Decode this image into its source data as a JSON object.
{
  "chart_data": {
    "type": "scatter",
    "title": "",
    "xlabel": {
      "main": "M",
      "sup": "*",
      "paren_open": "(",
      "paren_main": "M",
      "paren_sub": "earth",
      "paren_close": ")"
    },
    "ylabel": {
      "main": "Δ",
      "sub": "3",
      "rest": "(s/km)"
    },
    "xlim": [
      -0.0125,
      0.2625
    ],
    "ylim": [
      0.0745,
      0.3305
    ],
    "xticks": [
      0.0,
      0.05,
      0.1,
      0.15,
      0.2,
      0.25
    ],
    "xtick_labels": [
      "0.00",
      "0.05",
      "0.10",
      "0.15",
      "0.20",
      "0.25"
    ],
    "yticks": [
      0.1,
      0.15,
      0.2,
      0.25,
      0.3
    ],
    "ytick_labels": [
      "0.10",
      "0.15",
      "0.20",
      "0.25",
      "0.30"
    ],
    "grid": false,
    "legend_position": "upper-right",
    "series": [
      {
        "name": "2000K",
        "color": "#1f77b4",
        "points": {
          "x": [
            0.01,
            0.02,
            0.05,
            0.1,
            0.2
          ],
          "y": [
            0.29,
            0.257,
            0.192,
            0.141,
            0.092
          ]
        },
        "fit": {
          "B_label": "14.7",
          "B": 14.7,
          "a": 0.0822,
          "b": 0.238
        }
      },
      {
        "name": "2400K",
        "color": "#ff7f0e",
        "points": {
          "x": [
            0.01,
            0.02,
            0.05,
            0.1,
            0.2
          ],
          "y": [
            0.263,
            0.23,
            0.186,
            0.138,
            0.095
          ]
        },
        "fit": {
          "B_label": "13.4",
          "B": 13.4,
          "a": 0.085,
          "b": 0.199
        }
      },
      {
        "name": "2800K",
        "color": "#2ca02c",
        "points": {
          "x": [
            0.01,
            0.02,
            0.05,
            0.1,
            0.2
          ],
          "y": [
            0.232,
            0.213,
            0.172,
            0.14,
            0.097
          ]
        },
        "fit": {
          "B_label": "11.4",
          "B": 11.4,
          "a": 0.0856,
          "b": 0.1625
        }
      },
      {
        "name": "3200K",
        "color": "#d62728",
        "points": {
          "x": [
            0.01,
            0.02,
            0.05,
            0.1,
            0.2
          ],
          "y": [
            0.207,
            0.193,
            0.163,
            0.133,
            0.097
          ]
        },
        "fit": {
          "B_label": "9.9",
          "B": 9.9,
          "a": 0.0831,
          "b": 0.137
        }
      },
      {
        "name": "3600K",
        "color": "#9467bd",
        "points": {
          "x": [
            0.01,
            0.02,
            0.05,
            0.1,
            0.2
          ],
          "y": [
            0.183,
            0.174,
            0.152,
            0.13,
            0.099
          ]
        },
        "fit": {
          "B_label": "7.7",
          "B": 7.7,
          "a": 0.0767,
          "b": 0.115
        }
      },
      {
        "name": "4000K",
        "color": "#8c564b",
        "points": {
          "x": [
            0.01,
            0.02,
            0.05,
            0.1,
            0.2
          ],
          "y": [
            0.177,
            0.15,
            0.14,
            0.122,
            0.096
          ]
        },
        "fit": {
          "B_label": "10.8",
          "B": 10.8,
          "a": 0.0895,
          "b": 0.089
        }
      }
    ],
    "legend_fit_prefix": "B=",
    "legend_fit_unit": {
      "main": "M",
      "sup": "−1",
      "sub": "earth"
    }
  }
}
--
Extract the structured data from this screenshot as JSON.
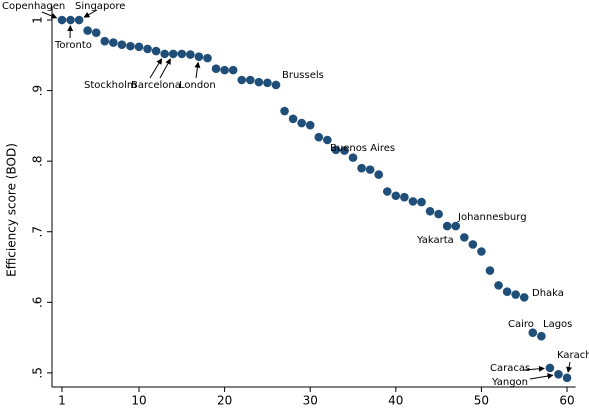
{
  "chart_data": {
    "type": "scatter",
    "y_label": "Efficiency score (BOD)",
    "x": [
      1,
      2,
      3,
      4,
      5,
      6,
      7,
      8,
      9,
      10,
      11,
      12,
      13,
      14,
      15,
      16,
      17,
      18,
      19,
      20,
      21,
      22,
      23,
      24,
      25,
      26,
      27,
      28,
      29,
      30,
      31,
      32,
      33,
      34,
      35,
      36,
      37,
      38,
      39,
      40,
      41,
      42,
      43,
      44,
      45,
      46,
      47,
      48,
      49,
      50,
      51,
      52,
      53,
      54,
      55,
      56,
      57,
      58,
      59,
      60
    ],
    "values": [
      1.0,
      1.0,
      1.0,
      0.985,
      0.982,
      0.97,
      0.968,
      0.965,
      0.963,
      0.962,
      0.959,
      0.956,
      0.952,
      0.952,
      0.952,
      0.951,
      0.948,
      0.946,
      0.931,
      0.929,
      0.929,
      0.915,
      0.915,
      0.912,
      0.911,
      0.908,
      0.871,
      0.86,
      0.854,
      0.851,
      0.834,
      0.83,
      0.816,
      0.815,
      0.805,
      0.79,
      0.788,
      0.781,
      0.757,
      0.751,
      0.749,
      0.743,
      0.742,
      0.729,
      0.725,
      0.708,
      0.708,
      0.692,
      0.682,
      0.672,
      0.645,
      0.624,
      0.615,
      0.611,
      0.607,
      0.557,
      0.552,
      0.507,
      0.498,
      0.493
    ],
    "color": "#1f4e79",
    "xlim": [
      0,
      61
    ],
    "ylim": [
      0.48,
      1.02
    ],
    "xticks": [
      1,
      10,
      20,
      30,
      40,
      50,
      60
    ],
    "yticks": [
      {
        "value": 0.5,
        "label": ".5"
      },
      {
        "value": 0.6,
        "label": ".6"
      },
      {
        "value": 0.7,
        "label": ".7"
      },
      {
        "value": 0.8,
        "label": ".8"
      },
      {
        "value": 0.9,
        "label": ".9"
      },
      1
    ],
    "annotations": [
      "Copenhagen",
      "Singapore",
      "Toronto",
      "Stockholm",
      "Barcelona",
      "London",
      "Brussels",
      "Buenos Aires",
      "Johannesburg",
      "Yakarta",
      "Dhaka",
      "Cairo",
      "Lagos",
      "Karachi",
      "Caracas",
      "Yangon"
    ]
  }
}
==
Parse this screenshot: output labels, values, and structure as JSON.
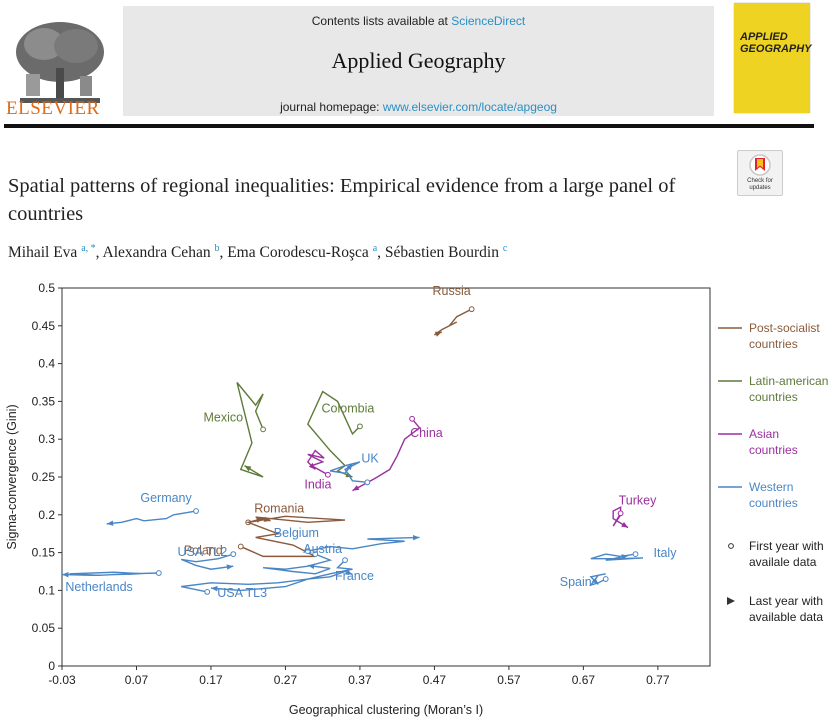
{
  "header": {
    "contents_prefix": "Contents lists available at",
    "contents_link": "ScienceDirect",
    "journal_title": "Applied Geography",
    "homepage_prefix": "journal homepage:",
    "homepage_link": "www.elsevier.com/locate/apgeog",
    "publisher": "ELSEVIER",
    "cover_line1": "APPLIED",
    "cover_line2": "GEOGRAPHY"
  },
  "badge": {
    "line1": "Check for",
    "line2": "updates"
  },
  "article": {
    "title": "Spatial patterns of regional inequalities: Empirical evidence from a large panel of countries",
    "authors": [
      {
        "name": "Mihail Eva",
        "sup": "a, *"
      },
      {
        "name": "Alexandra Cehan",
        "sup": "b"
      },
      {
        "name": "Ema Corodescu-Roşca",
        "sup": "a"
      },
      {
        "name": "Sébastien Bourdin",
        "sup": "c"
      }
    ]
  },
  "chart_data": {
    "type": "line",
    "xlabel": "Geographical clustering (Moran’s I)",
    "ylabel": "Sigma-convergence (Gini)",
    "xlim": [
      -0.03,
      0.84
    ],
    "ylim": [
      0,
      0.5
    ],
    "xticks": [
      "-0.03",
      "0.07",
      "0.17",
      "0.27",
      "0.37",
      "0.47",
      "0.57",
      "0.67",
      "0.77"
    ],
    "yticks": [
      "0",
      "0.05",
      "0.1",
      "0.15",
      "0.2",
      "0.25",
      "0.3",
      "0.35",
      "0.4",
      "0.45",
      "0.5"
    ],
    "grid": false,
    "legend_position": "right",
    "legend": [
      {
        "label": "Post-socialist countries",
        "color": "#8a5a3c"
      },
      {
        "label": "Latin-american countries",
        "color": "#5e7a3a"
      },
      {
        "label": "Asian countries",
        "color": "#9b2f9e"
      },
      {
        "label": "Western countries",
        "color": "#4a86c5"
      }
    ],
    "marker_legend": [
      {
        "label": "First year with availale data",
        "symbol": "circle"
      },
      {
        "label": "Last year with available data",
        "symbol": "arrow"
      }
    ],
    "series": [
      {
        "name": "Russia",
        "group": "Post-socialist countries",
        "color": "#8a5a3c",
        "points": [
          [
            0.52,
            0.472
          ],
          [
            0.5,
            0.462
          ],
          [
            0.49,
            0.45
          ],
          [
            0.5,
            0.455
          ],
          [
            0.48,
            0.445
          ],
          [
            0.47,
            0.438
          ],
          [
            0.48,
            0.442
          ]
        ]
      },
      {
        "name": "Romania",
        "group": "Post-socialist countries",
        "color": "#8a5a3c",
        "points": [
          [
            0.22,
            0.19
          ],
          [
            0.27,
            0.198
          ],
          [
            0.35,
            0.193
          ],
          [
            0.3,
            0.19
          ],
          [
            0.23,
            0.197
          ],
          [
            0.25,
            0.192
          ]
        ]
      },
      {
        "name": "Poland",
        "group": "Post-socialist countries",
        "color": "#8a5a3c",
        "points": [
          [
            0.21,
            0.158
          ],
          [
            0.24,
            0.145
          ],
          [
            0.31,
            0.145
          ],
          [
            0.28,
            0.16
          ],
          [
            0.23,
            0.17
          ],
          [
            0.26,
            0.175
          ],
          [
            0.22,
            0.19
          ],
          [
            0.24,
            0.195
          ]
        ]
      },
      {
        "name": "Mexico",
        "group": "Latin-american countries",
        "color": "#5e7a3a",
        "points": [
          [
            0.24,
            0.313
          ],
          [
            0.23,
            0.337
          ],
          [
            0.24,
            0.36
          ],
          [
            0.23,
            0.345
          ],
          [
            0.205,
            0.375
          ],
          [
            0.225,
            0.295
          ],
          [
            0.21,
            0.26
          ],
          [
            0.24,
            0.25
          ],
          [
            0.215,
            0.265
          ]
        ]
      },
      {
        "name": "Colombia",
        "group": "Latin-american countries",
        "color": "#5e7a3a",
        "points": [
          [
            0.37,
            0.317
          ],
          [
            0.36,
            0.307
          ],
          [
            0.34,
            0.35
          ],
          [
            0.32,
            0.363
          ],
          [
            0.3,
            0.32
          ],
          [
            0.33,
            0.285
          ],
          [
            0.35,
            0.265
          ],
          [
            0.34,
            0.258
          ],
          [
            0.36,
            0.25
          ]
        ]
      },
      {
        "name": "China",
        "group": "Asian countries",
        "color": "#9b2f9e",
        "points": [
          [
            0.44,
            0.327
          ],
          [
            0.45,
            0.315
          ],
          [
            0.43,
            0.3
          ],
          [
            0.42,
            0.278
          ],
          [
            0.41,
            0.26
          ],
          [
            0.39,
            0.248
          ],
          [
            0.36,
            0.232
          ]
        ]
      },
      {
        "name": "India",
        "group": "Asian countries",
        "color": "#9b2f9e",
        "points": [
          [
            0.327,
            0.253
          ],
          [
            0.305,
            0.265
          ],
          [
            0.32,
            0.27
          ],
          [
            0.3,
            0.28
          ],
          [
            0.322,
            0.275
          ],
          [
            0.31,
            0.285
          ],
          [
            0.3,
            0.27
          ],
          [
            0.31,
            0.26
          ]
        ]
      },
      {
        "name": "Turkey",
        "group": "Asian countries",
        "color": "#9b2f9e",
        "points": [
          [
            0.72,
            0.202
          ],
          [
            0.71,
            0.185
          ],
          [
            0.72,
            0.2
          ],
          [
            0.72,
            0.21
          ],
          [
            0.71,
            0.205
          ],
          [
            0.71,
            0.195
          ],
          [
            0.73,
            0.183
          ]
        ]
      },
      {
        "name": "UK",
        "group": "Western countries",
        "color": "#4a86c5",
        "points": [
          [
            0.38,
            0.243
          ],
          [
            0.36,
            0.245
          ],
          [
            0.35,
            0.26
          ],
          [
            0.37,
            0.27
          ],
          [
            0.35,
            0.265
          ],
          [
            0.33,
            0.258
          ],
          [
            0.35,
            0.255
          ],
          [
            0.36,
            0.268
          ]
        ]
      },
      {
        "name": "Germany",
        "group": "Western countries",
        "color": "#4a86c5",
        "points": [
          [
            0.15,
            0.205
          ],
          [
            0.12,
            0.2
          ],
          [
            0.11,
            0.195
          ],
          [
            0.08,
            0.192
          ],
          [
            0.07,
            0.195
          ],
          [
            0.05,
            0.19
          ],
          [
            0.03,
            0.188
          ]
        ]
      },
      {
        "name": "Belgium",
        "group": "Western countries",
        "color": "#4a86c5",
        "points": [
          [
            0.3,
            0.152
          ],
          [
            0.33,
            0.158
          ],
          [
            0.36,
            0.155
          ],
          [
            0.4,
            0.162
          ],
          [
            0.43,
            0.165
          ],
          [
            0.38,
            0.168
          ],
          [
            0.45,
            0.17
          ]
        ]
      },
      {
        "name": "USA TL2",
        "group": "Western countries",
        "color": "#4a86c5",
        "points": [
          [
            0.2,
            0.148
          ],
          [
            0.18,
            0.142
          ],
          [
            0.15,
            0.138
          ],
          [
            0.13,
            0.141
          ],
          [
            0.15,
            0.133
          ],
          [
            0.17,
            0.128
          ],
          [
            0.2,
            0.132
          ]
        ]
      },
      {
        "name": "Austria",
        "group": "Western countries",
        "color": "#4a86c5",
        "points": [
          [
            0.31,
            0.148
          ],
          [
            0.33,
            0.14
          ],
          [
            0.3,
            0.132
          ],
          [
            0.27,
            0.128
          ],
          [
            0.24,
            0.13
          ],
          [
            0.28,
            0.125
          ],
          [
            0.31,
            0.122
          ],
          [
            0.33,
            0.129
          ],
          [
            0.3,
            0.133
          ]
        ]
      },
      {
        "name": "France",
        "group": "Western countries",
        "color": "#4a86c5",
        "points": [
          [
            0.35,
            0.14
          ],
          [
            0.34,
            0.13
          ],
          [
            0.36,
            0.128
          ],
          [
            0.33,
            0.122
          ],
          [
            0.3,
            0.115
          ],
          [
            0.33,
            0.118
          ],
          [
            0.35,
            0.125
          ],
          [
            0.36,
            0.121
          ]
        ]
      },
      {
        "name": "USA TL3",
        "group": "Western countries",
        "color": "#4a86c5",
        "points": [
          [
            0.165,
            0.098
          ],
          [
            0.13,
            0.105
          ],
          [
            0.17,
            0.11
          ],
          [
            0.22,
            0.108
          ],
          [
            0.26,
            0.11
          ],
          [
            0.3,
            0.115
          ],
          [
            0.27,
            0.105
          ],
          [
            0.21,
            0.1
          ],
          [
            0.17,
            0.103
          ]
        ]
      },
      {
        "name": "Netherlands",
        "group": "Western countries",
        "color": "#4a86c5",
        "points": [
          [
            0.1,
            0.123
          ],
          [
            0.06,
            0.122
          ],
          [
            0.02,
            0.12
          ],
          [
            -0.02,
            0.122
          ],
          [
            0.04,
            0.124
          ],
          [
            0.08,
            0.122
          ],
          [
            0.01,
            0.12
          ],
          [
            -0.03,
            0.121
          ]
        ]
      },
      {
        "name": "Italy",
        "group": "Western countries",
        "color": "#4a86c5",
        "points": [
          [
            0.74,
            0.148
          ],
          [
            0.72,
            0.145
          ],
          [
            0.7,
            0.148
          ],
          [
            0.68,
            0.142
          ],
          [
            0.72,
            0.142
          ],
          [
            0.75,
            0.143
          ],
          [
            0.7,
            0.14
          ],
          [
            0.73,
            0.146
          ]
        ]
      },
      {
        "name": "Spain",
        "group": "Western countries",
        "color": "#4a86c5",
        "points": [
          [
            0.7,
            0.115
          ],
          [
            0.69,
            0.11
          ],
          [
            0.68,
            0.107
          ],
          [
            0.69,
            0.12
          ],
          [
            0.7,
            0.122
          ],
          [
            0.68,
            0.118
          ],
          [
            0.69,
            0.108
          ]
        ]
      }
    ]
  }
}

**What is needed**.
Copy each line above that contains the string "JSON".

**Result of this task**.
Decode this image into its source data as a JSON object.
Extract the structured data from this screenshot as JSON.
Parse this screenshot: output labels, values, and structure as JSON.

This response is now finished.